#### Objective
Please pick out every line below that contains the word "Liaoyuan" and copy each one.

#### Data rows
============================================================

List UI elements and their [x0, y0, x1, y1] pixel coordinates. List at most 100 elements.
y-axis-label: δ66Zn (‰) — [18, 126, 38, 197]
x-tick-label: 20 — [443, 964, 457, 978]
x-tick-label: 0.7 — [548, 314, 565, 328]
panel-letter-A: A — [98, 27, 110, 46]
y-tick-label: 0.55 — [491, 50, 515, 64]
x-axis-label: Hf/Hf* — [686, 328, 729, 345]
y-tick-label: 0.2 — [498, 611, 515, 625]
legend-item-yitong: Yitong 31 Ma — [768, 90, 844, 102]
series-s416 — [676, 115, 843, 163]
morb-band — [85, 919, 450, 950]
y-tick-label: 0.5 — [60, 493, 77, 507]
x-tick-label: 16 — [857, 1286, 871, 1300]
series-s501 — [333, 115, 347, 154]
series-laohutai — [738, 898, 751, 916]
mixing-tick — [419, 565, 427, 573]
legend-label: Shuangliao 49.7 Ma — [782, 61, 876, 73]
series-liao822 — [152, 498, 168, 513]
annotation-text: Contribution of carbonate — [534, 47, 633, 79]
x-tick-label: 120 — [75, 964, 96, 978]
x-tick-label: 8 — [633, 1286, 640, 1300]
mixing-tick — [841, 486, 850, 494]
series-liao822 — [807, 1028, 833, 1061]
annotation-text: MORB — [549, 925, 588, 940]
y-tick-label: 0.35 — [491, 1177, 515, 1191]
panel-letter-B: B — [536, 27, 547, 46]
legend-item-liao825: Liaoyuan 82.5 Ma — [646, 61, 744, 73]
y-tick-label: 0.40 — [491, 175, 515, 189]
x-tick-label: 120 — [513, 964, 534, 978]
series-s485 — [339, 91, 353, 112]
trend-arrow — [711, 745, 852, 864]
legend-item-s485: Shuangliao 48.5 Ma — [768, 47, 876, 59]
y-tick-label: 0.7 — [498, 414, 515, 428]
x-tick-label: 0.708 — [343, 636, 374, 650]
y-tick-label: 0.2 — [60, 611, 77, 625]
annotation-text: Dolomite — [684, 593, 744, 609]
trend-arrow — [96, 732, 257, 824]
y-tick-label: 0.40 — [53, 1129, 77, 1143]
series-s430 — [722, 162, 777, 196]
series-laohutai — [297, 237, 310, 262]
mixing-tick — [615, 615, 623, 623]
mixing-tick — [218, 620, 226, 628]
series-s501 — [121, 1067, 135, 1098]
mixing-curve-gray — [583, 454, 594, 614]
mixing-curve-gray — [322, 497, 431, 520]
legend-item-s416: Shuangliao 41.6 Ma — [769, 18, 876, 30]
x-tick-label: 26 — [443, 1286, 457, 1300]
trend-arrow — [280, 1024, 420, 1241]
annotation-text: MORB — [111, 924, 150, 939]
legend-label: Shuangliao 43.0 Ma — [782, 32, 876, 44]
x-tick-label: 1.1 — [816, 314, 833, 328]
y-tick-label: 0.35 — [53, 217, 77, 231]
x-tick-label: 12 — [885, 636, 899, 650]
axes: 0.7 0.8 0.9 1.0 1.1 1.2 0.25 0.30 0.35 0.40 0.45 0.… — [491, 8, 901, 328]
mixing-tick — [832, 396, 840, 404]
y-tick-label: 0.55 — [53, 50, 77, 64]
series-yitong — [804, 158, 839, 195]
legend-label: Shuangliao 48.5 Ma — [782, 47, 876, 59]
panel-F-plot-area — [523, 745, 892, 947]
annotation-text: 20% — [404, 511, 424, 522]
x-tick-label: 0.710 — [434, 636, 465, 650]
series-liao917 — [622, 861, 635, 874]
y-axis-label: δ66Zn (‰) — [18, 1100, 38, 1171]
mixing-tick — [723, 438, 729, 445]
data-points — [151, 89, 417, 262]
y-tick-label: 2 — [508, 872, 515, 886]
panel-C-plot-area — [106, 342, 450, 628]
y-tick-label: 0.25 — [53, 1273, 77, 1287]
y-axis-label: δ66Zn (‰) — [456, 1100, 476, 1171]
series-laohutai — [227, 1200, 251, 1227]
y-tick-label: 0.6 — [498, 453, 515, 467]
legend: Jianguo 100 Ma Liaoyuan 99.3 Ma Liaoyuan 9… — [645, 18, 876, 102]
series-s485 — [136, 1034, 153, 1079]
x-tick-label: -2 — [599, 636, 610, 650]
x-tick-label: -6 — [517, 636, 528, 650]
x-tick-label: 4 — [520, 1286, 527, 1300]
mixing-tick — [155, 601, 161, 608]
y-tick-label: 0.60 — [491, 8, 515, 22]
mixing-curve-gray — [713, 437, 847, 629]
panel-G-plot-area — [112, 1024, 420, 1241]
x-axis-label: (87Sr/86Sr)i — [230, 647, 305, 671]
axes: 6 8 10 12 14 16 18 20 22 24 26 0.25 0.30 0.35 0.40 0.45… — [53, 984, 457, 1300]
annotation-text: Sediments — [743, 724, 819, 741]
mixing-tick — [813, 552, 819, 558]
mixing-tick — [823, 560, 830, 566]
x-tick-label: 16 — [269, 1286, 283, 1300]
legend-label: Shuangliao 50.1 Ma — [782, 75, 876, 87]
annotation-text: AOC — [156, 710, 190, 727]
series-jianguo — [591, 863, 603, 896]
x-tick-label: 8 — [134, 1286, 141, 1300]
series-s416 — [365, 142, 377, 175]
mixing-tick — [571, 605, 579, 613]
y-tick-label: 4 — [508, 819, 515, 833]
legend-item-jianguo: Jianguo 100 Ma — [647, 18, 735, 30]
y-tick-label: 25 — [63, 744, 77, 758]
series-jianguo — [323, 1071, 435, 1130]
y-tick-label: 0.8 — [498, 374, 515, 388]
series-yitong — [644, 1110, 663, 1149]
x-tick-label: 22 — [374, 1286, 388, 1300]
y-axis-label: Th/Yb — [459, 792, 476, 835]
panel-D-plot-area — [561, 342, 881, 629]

============================================================

#### Full output
legend-item-liao825: Liaoyuan 82.5 Ma — [646, 61, 744, 73]
legend: Jianguo 100 Ma Liaoyuan 99.3 Ma Liaoyuan 9… — [645, 18, 876, 102]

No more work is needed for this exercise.